◆ Task statement
Reproduce the whole listing, character for character.

◆ Extracted entries
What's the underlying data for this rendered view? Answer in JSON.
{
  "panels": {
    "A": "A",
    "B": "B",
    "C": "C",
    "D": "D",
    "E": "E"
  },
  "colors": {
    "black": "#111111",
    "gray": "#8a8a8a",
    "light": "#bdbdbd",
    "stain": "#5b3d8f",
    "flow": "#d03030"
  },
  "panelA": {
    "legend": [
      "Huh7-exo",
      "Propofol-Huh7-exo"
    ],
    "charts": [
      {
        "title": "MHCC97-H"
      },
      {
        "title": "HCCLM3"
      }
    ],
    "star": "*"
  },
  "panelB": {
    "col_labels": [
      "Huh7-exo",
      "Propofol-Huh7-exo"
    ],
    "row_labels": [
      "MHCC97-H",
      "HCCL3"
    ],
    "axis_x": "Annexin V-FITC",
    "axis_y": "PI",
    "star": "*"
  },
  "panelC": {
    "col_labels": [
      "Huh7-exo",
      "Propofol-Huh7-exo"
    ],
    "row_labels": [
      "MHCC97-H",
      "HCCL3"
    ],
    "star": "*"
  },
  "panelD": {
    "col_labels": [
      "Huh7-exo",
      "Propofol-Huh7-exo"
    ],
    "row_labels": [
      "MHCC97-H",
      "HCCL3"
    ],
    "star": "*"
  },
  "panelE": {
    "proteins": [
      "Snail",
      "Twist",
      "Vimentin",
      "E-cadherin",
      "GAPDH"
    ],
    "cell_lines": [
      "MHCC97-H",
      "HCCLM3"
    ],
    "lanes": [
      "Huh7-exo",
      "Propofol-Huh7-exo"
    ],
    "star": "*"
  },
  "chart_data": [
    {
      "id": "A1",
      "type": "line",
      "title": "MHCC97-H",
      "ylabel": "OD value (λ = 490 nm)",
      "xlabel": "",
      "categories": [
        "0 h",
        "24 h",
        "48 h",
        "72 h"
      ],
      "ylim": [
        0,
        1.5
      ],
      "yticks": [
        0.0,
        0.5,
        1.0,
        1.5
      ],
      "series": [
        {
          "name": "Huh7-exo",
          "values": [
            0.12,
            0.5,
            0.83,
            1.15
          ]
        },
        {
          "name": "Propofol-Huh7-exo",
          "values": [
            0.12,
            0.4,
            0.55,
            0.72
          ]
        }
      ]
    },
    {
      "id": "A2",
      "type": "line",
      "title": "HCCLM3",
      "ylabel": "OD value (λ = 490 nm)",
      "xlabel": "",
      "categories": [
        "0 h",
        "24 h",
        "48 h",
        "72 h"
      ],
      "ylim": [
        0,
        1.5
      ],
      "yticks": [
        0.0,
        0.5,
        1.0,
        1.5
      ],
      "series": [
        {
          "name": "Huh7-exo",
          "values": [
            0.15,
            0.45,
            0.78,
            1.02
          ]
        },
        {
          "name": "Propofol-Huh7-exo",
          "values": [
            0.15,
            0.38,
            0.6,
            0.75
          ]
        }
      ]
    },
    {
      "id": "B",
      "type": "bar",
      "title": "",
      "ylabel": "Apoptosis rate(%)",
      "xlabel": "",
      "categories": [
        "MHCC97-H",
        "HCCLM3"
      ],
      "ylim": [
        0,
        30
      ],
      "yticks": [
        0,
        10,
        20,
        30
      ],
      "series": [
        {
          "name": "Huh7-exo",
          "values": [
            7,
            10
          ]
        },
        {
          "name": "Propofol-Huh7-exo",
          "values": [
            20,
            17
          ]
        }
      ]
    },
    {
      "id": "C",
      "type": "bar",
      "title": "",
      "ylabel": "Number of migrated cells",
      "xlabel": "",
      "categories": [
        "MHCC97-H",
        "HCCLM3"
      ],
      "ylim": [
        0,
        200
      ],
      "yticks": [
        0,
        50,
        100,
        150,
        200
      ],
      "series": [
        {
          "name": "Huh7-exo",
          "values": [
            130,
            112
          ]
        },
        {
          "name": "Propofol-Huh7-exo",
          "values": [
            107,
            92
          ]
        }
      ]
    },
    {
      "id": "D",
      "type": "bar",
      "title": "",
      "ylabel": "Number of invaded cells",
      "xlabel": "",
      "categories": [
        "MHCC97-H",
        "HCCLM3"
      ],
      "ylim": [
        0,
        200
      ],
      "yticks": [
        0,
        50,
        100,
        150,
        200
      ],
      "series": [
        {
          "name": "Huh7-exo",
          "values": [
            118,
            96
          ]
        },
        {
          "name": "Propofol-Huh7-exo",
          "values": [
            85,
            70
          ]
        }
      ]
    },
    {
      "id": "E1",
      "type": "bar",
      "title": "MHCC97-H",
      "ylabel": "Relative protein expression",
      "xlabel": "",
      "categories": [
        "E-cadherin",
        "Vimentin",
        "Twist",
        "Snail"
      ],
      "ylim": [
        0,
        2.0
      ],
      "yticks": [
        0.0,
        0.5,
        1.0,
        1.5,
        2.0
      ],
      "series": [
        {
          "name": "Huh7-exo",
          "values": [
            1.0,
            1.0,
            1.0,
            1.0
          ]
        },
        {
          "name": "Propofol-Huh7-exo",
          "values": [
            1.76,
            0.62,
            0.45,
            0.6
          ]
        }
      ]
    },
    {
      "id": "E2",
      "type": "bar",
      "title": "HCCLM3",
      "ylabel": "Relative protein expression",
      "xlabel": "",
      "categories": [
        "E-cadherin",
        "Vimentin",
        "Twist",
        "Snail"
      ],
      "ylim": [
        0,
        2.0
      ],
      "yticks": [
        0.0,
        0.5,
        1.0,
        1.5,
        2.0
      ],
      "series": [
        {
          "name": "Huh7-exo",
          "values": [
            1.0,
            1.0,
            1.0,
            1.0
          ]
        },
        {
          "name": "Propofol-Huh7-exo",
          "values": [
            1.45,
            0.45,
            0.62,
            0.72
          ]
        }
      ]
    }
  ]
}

◆ Task response
What's the underlying data for this rendered view? Answer in JSON.
{
  "panels": {
    "A": "A",
    "B": "B",
    "C": "C",
    "D": "D",
    "E": "E"
  },
  "colors": {
    "black": "#111111",
    "gray": "#8a8a8a",
    "light": "#bdbdbd",
    "stain": "#5b3d8f",
    "flow": "#d03030"
  },
  "panelA": {
    "legend": [
      "Huh7-exo",
      "Propofol-Huh7-exo"
    ],
    "charts": [
      {
        "title": "MHCC97-H"
      },
      {
        "title": "HCCLM3"
      }
    ],
    "star": "*"
  },
  "panelB": {
    "col_labels": [
      "Huh7-exo",
      "Propofol-Huh7-exo"
    ],
    "row_labels": [
      "MHCC97-H",
      "HCCL3"
    ],
    "axis_x": "Annexin V-FITC",
    "axis_y": "PI",
    "star": "*"
  },
  "panelC": {
    "col_labels": [
      "Huh7-exo",
      "Propofol-Huh7-exo"
    ],
    "row_labels": [
      "MHCC97-H",
      "HCCL3"
    ],
    "star": "*"
  },
  "panelD": {
    "col_labels": [
      "Huh7-exo",
      "Propofol-Huh7-exo"
    ],
    "row_labels": [
      "MHCC97-H",
      "HCCL3"
    ],
    "star": "*"
  },
  "panelE": {
    "proteins": [
      "Snail",
      "Twist",
      "Vimentin",
      "E-cadherin",
      "GAPDH"
    ],
    "cell_lines": [
      "MHCC97-H",
      "HCCLM3"
    ],
    "lanes": [
      "Huh7-exo",
      "Propofol-Huh7-exo"
    ],
    "star": "*"
  },
  "chart_data": [
    {
      "id": "A1",
      "type": "line",
      "title": "MHCC97-H",
      "ylabel": "OD value (λ = 490 nm)",
      "xlabel": "",
      "categories": [
        "0 h",
        "24 h",
        "48 h",
        "72 h"
      ],
      "ylim": [
        0,
        1.5
      ],
      "yticks": [
        0.0,
        0.5,
        1.0,
        1.5
      ],
      "series": [
        {
          "name": "Huh7-exo",
          "values": [
            0.12,
            0.5,
            0.83,
            1.15
          ]
        },
        {
          "name": "Propofol-Huh7-exo",
          "values": [
            0.12,
            0.4,
            0.55,
            0.72
          ]
        }
      ]
    },
    {
      "id": "A2",
      "type": "line",
      "title": "HCCLM3",
      "ylabel": "OD value (λ = 490 nm)",
      "xlabel": "",
      "categories": [
        "0 h",
        "24 h",
        "48 h",
        "72 h"
      ],
      "ylim": [
        0,
        1.5
      ],
      "yticks": [
        0.0,
        0.5,
        1.0,
        1.5
      ],
      "series": [
        {
          "name": "Huh7-exo",
          "values": [
            0.15,
            0.45,
            0.78,
            1.02
          ]
        },
        {
          "name": "Propofol-Huh7-exo",
          "values": [
            0.15,
            0.38,
            0.6,
            0.75
          ]
        }
      ]
    },
    {
      "id": "B",
      "type": "bar",
      "title": "",
      "ylabel": "Apoptosis rate(%)",
      "xlabel": "",
      "categories": [
        "MHCC97-H",
        "HCCLM3"
      ],
      "ylim": [
        0,
        30
      ],
      "yticks": [
        0,
        10,
        20,
        30
      ],
      "series": [
        {
          "name": "Huh7-exo",
          "values": [
            7,
            10
          ]
        },
        {
          "name": "Propofol-Huh7-exo",
          "values": [
            20,
            17
          ]
        }
      ]
    },
    {
      "id": "C",
      "type": "bar",
      "title": "",
      "ylabel": "Number of migrated cells",
      "xlabel": "",
      "categories": [
        "MHCC97-H",
        "HCCLM3"
      ],
      "ylim": [
        0,
        200
      ],
      "yticks": [
        0,
        50,
        100,
        150,
        200
      ],
      "series": [
        {
          "name": "Huh7-exo",
          "values": [
            130,
            112
          ]
        },
        {
          "name": "Propofol-Huh7-exo",
          "values": [
            107,
            92
          ]
        }
      ]
    },
    {
      "id": "D",
      "type": "bar",
      "title": "",
      "ylabel": "Number of invaded cells",
      "xlabel": "",
      "categories": [
        "MHCC97-H",
        "HCCLM3"
      ],
      "ylim": [
        0,
        200
      ],
      "yticks": [
        0,
        50,
        100,
        150,
        200
      ],
      "series": [
        {
          "name": "Huh7-exo",
          "values": [
            118,
            96
          ]
        },
        {
          "name": "Propofol-Huh7-exo",
          "values": [
            85,
            70
          ]
        }
      ]
    },
    {
      "id": "E1",
      "type": "bar",
      "title": "MHCC97-H",
      "ylabel": "Relative protein expression",
      "xlabel": "",
      "categories": [
        "E-cadherin",
        "Vimentin",
        "Twist",
        "Snail"
      ],
      "ylim": [
        0,
        2.0
      ],
      "yticks": [
        0.0,
        0.5,
        1.0,
        1.5,
        2.0
      ],
      "series": [
        {
          "name": "Huh7-exo",
          "values": [
            1.0,
            1.0,
            1.0,
            1.0
          ]
        },
        {
          "name": "Propofol-Huh7-exo",
          "values": [
            1.76,
            0.62,
            0.45,
            0.6
          ]
        }
      ]
    },
    {
      "id": "E2",
      "type": "bar",
      "title": "HCCLM3",
      "ylabel": "Relative protein expression",
      "xlabel": "",
      "categories": [
        "E-cadherin",
        "Vimentin",
        "Twist",
        "Snail"
      ],
      "ylim": [
        0,
        2.0
      ],
      "yticks": [
        0.0,
        0.5,
        1.0,
        1.5,
        2.0
      ],
      "series": [
        {
          "name": "Huh7-exo",
          "values": [
            1.0,
            1.0,
            1.0,
            1.0
          ]
        },
        {
          "name": "Propofol-Huh7-exo",
          "values": [
            1.45,
            0.45,
            0.62,
            0.72
          ]
        }
      ]
    }
  ]
}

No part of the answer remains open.